++++ Entries supplied

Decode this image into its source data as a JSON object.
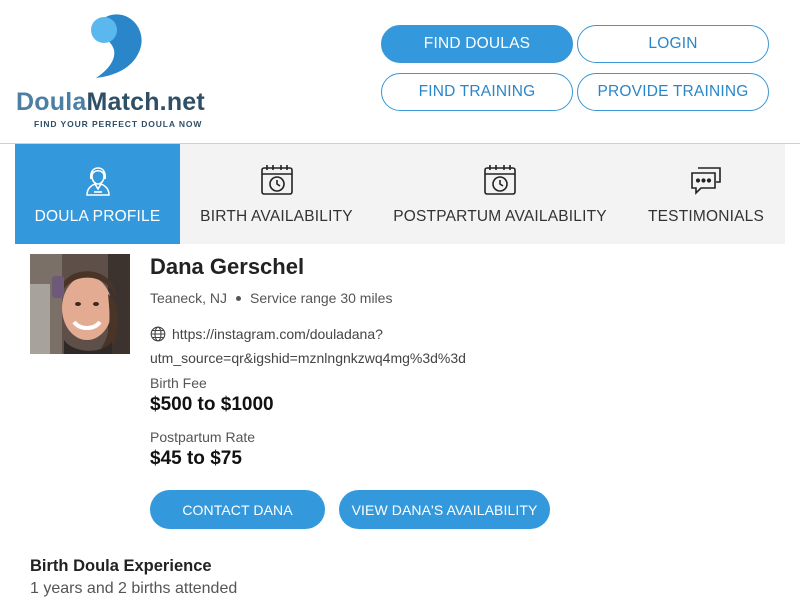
{
  "logo": {
    "word_part1": "Doula",
    "word_part2": "Match.net",
    "tagline": "FIND YOUR PERFECT DOULA NOW",
    "colors": {
      "dark_blue": "#2a86c8",
      "light_blue": "#5bb8ef"
    }
  },
  "nav": {
    "find_doulas": "FIND DOULAS",
    "login": "LOGIN",
    "find_training": "FIND TRAINING",
    "provide_training": "PROVIDE TRAINING"
  },
  "tabs": [
    {
      "label": "DOULA PROFILE",
      "icon": "doula-person-icon",
      "active": true
    },
    {
      "label": "BIRTH AVAILABILITY",
      "icon": "calendar-clock-icon",
      "active": false
    },
    {
      "label": "POSTPARTUM AVAILABILITY",
      "icon": "calendar-clock-icon",
      "active": false
    },
    {
      "label": "TESTIMONIALS",
      "icon": "chat-bubbles-icon",
      "active": false
    }
  ],
  "profile": {
    "name": "Dana Gerschel",
    "location": "Teaneck, NJ",
    "service_range": "Service range 30 miles",
    "website_line1": "https://instagram.com/douladana?",
    "website_line2": "utm_source=qr&igshid=mznlngnkzwq4mg%3d%3d",
    "birth_fee_label": "Birth Fee",
    "birth_fee": "$500 to $1000",
    "postpartum_rate_label": "Postpartum Rate",
    "postpartum_rate": "$45 to $75",
    "contact_button": "CONTACT DANA",
    "availability_button": "VIEW DANA'S AVAILABILITY"
  },
  "experience": {
    "title": "Birth Doula Experience",
    "summary": "1 years and 2 births attended"
  },
  "colors": {
    "accent": "#3499dc",
    "tab_bg": "#f3f3f3"
  }
}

++++++++

● Given exercise: Make an exact copy of the whole listing, but don't bring over any pictures.

● Task response:
Decode this image into its source data as a JSON object.
{
  "logo": {
    "word_part1": "Doula",
    "word_part2": "Match.net",
    "tagline": "FIND YOUR PERFECT DOULA NOW",
    "colors": {
      "dark_blue": "#2a86c8",
      "light_blue": "#5bb8ef"
    }
  },
  "nav": {
    "find_doulas": "FIND DOULAS",
    "login": "LOGIN",
    "find_training": "FIND TRAINING",
    "provide_training": "PROVIDE TRAINING"
  },
  "tabs": [
    {
      "label": "DOULA PROFILE",
      "icon": "doula-person-icon",
      "active": true
    },
    {
      "label": "BIRTH AVAILABILITY",
      "icon": "calendar-clock-icon",
      "active": false
    },
    {
      "label": "POSTPARTUM AVAILABILITY",
      "icon": "calendar-clock-icon",
      "active": false
    },
    {
      "label": "TESTIMONIALS",
      "icon": "chat-bubbles-icon",
      "active": false
    }
  ],
  "profile": {
    "name": "Dana Gerschel",
    "location": "Teaneck, NJ",
    "service_range": "Service range 30 miles",
    "website_line1": "https://instagram.com/douladana?",
    "website_line2": "utm_source=qr&igshid=mznlngnkzwq4mg%3d%3d",
    "birth_fee_label": "Birth Fee",
    "birth_fee": "$500 to $1000",
    "postpartum_rate_label": "Postpartum Rate",
    "postpartum_rate": "$45 to $75",
    "contact_button": "CONTACT DANA",
    "availability_button": "VIEW DANA'S AVAILABILITY"
  },
  "experience": {
    "title": "Birth Doula Experience",
    "summary": "1 years and 2 births attended"
  },
  "colors": {
    "accent": "#3499dc",
    "tab_bg": "#f3f3f3"
  }
}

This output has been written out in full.